Exclude the pictures; give every entry again exactly as written.

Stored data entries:
^^^^^^^^
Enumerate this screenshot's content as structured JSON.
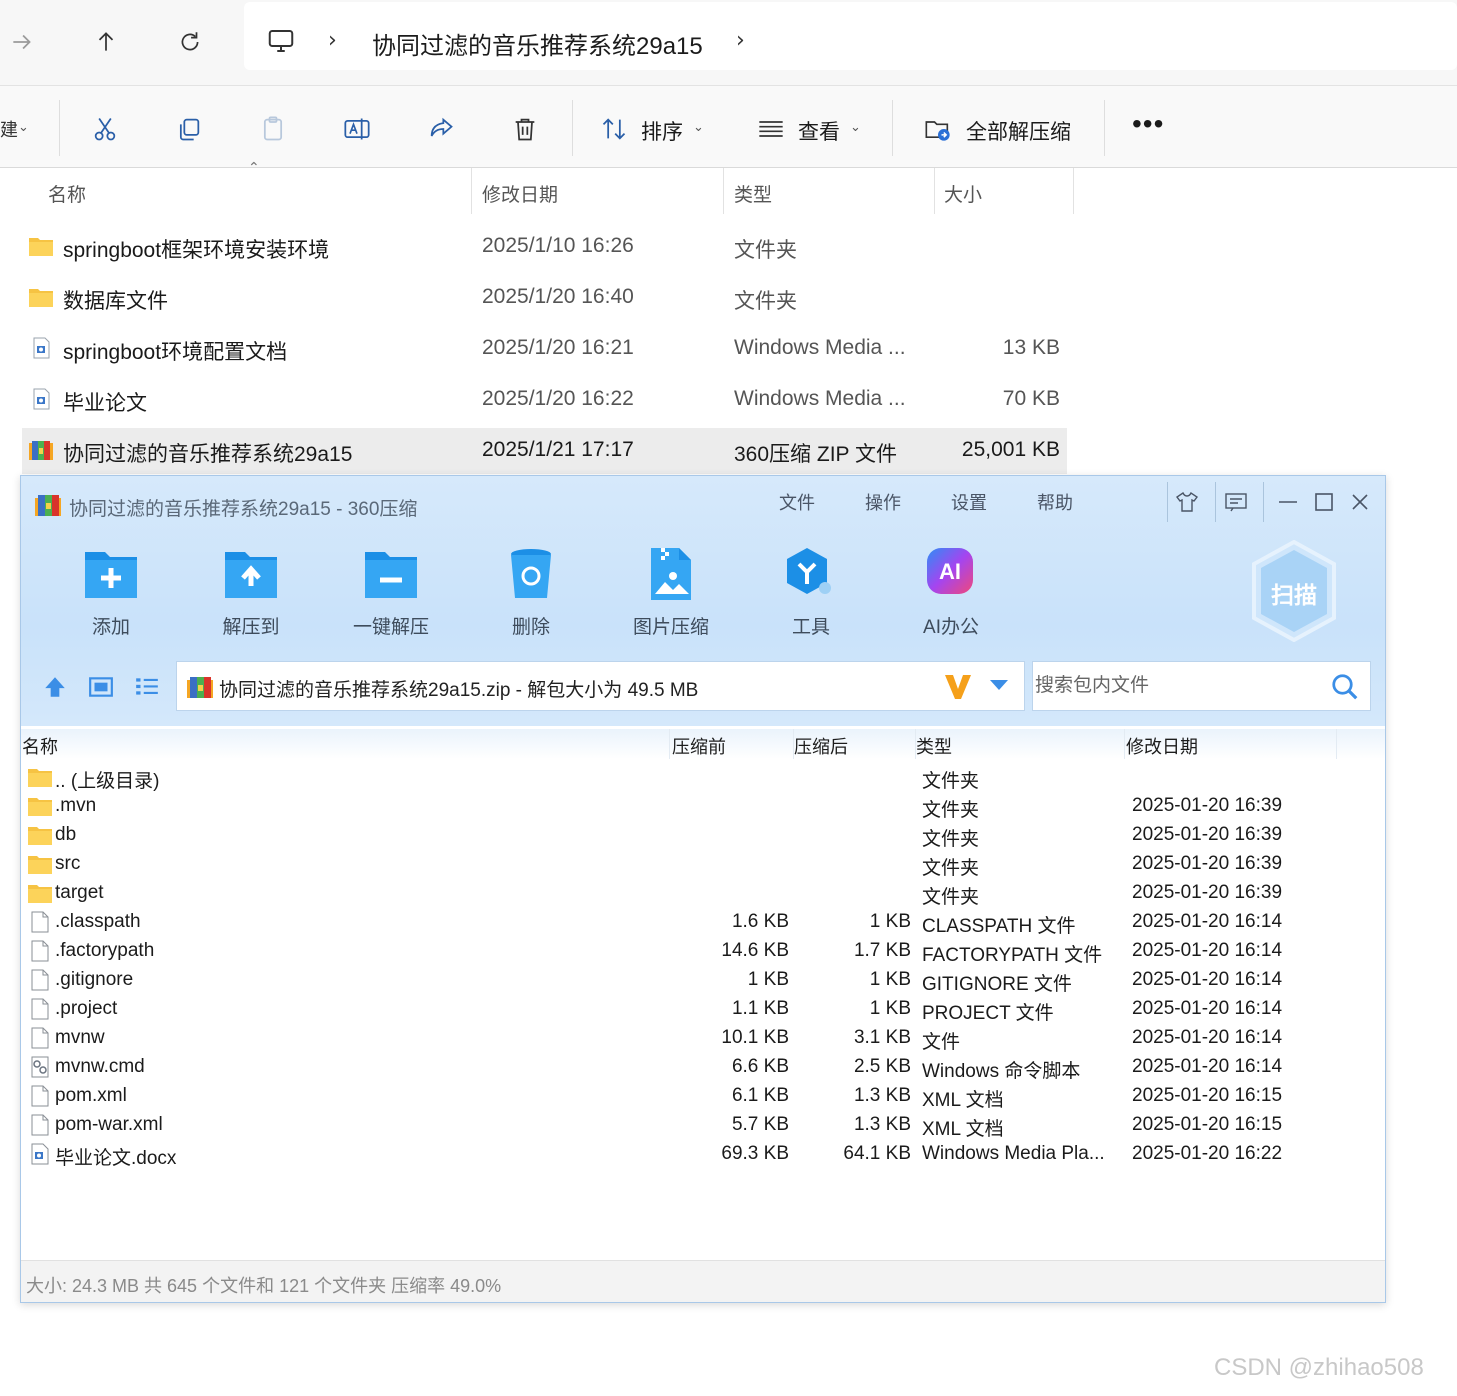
{
  "explorer": {
    "address": {
      "folder": "协同过滤的音乐推荐系统29a15"
    },
    "command_bar": {
      "sort_label": "排序",
      "view_label": "查看",
      "extract_all_label": "全部解压缩"
    },
    "columns": {
      "name": "名称",
      "date": "修改日期",
      "type": "类型",
      "size": "大小"
    },
    "rows": [
      {
        "name": "springboot框架环境安装环境",
        "date": "2025/1/10 16:26",
        "type": "文件夹",
        "size": "",
        "icon": "folder-icon"
      },
      {
        "name": "数据库文件",
        "date": "2025/1/20 16:40",
        "type": "文件夹",
        "size": "",
        "icon": "folder-icon"
      },
      {
        "name": "springboot环境配置文档",
        "date": "2025/1/20 16:21",
        "type": "Windows Media ...",
        "size": "13 KB",
        "icon": "document-icon"
      },
      {
        "name": "毕业论文",
        "date": "2025/1/20 16:22",
        "type": "Windows Media ...",
        "size": "70 KB",
        "icon": "document-icon"
      },
      {
        "name": "协同过滤的音乐推荐系统29a15",
        "date": "2025/1/21 17:17",
        "type": "360压缩 ZIP 文件",
        "size": "25,001 KB",
        "icon": "zip-archive-icon",
        "selected": true
      }
    ]
  },
  "zip_window": {
    "title": "协同过滤的音乐推荐系统29a15 - 360压缩",
    "menu": [
      "文件",
      "操作",
      "设置",
      "帮助"
    ],
    "tools": [
      {
        "label": "添加",
        "icon": "add-icon"
      },
      {
        "label": "解压到",
        "icon": "extract-to-icon"
      },
      {
        "label": "一键解压",
        "icon": "one-click-extract-icon"
      },
      {
        "label": "删除",
        "icon": "delete-icon"
      },
      {
        "label": "图片压缩",
        "icon": "image-compress-icon"
      },
      {
        "label": "工具",
        "icon": "tools-icon"
      },
      {
        "label": "AI办公",
        "icon": "ai-office-icon"
      }
    ],
    "scan_label": "扫描",
    "path_text": "协同过滤的音乐推荐系统29a15.zip - 解包大小为 49.5 MB",
    "search_placeholder": "搜索包内文件",
    "columns": {
      "name": "名称",
      "before": "压缩前",
      "after": "压缩后",
      "type": "类型",
      "date": "修改日期"
    },
    "rows": [
      {
        "name": ".. (上级目录)",
        "before": "",
        "after": "",
        "type": "文件夹",
        "date": "",
        "icon": "folder-icon"
      },
      {
        "name": ".mvn",
        "before": "",
        "after": "",
        "type": "文件夹",
        "date": "2025-01-20 16:39",
        "icon": "folder-icon"
      },
      {
        "name": "db",
        "before": "",
        "after": "",
        "type": "文件夹",
        "date": "2025-01-20 16:39",
        "icon": "folder-icon"
      },
      {
        "name": "src",
        "before": "",
        "after": "",
        "type": "文件夹",
        "date": "2025-01-20 16:39",
        "icon": "folder-icon"
      },
      {
        "name": "target",
        "before": "",
        "after": "",
        "type": "文件夹",
        "date": "2025-01-20 16:39",
        "icon": "folder-icon"
      },
      {
        "name": ".classpath",
        "before": "1.6 KB",
        "after": "1 KB",
        "type": "CLASSPATH 文件",
        "date": "2025-01-20 16:14",
        "icon": "file-icon"
      },
      {
        "name": ".factorypath",
        "before": "14.6 KB",
        "after": "1.7 KB",
        "type": "FACTORYPATH 文件",
        "date": "2025-01-20 16:14",
        "icon": "file-icon"
      },
      {
        "name": ".gitignore",
        "before": "1 KB",
        "after": "1 KB",
        "type": "GITIGNORE 文件",
        "date": "2025-01-20 16:14",
        "icon": "file-icon"
      },
      {
        "name": ".project",
        "before": "1.1 KB",
        "after": "1 KB",
        "type": "PROJECT 文件",
        "date": "2025-01-20 16:14",
        "icon": "file-icon"
      },
      {
        "name": "mvnw",
        "before": "10.1 KB",
        "after": "3.1 KB",
        "type": "文件",
        "date": "2025-01-20 16:14",
        "icon": "file-icon"
      },
      {
        "name": "mvnw.cmd",
        "before": "6.6 KB",
        "after": "2.5 KB",
        "type": "Windows 命令脚本",
        "date": "2025-01-20 16:14",
        "icon": "script-icon"
      },
      {
        "name": "pom.xml",
        "before": "6.1 KB",
        "after": "1.3 KB",
        "type": "XML 文档",
        "date": "2025-01-20 16:15",
        "icon": "file-icon"
      },
      {
        "name": "pom-war.xml",
        "before": "5.7 KB",
        "after": "1.3 KB",
        "type": "XML 文档",
        "date": "2025-01-20 16:15",
        "icon": "file-icon"
      },
      {
        "name": "毕业论文.docx",
        "before": "69.3 KB",
        "after": "64.1 KB",
        "type": "Windows Media Pla...",
        "date": "2025-01-20 16:22",
        "icon": "document-icon"
      }
    ],
    "status": "大小: 24.3 MB 共 645 个文件和 121 个文件夹 压缩率 49.0%"
  },
  "watermark": "CSDN @zhihao508"
}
^^^^^^^^
◆ SOLVED EXERCISE
Enumerate this screenshot's content as structured JSON.
{
  "explorer": {
    "address": {
      "folder": "协同过滤的音乐推荐系统29a15"
    },
    "command_bar": {
      "sort_label": "排序",
      "view_label": "查看",
      "extract_all_label": "全部解压缩"
    },
    "columns": {
      "name": "名称",
      "date": "修改日期",
      "type": "类型",
      "size": "大小"
    },
    "rows": [
      {
        "name": "springboot框架环境安装环境",
        "date": "2025/1/10 16:26",
        "type": "文件夹",
        "size": "",
        "icon": "folder-icon"
      },
      {
        "name": "数据库文件",
        "date": "2025/1/20 16:40",
        "type": "文件夹",
        "size": "",
        "icon": "folder-icon"
      },
      {
        "name": "springboot环境配置文档",
        "date": "2025/1/20 16:21",
        "type": "Windows Media ...",
        "size": "13 KB",
        "icon": "document-icon"
      },
      {
        "name": "毕业论文",
        "date": "2025/1/20 16:22",
        "type": "Windows Media ...",
        "size": "70 KB",
        "icon": "document-icon"
      },
      {
        "name": "协同过滤的音乐推荐系统29a15",
        "date": "2025/1/21 17:17",
        "type": "360压缩 ZIP 文件",
        "size": "25,001 KB",
        "icon": "zip-archive-icon",
        "selected": true
      }
    ]
  },
  "zip_window": {
    "title": "协同过滤的音乐推荐系统29a15 - 360压缩",
    "menu": [
      "文件",
      "操作",
      "设置",
      "帮助"
    ],
    "tools": [
      {
        "label": "添加",
        "icon": "add-icon"
      },
      {
        "label": "解压到",
        "icon": "extract-to-icon"
      },
      {
        "label": "一键解压",
        "icon": "one-click-extract-icon"
      },
      {
        "label": "删除",
        "icon": "delete-icon"
      },
      {
        "label": "图片压缩",
        "icon": "image-compress-icon"
      },
      {
        "label": "工具",
        "icon": "tools-icon"
      },
      {
        "label": "AI办公",
        "icon": "ai-office-icon"
      }
    ],
    "scan_label": "扫描",
    "path_text": "协同过滤的音乐推荐系统29a15.zip - 解包大小为 49.5 MB",
    "search_placeholder": "搜索包内文件",
    "columns": {
      "name": "名称",
      "before": "压缩前",
      "after": "压缩后",
      "type": "类型",
      "date": "修改日期"
    },
    "rows": [
      {
        "name": ".. (上级目录)",
        "before": "",
        "after": "",
        "type": "文件夹",
        "date": "",
        "icon": "folder-icon"
      },
      {
        "name": ".mvn",
        "before": "",
        "after": "",
        "type": "文件夹",
        "date": "2025-01-20 16:39",
        "icon": "folder-icon"
      },
      {
        "name": "db",
        "before": "",
        "after": "",
        "type": "文件夹",
        "date": "2025-01-20 16:39",
        "icon": "folder-icon"
      },
      {
        "name": "src",
        "before": "",
        "after": "",
        "type": "文件夹",
        "date": "2025-01-20 16:39",
        "icon": "folder-icon"
      },
      {
        "name": "target",
        "before": "",
        "after": "",
        "type": "文件夹",
        "date": "2025-01-20 16:39",
        "icon": "folder-icon"
      },
      {
        "name": ".classpath",
        "before": "1.6 KB",
        "after": "1 KB",
        "type": "CLASSPATH 文件",
        "date": "2025-01-20 16:14",
        "icon": "file-icon"
      },
      {
        "name": ".factorypath",
        "before": "14.6 KB",
        "after": "1.7 KB",
        "type": "FACTORYPATH 文件",
        "date": "2025-01-20 16:14",
        "icon": "file-icon"
      },
      {
        "name": ".gitignore",
        "before": "1 KB",
        "after": "1 KB",
        "type": "GITIGNORE 文件",
        "date": "2025-01-20 16:14",
        "icon": "file-icon"
      },
      {
        "name": ".project",
        "before": "1.1 KB",
        "after": "1 KB",
        "type": "PROJECT 文件",
        "date": "2025-01-20 16:14",
        "icon": "file-icon"
      },
      {
        "name": "mvnw",
        "before": "10.1 KB",
        "after": "3.1 KB",
        "type": "文件",
        "date": "2025-01-20 16:14",
        "icon": "file-icon"
      },
      {
        "name": "mvnw.cmd",
        "before": "6.6 KB",
        "after": "2.5 KB",
        "type": "Windows 命令脚本",
        "date": "2025-01-20 16:14",
        "icon": "script-icon"
      },
      {
        "name": "pom.xml",
        "before": "6.1 KB",
        "after": "1.3 KB",
        "type": "XML 文档",
        "date": "2025-01-20 16:15",
        "icon": "file-icon"
      },
      {
        "name": "pom-war.xml",
        "before": "5.7 KB",
        "after": "1.3 KB",
        "type": "XML 文档",
        "date": "2025-01-20 16:15",
        "icon": "file-icon"
      },
      {
        "name": "毕业论文.docx",
        "before": "69.3 KB",
        "after": "64.1 KB",
        "type": "Windows Media Pla...",
        "date": "2025-01-20 16:22",
        "icon": "document-icon"
      }
    ],
    "status": "大小: 24.3 MB 共 645 个文件和 121 个文件夹 压缩率 49.0%"
  },
  "watermark": "CSDN @zhihao508"
}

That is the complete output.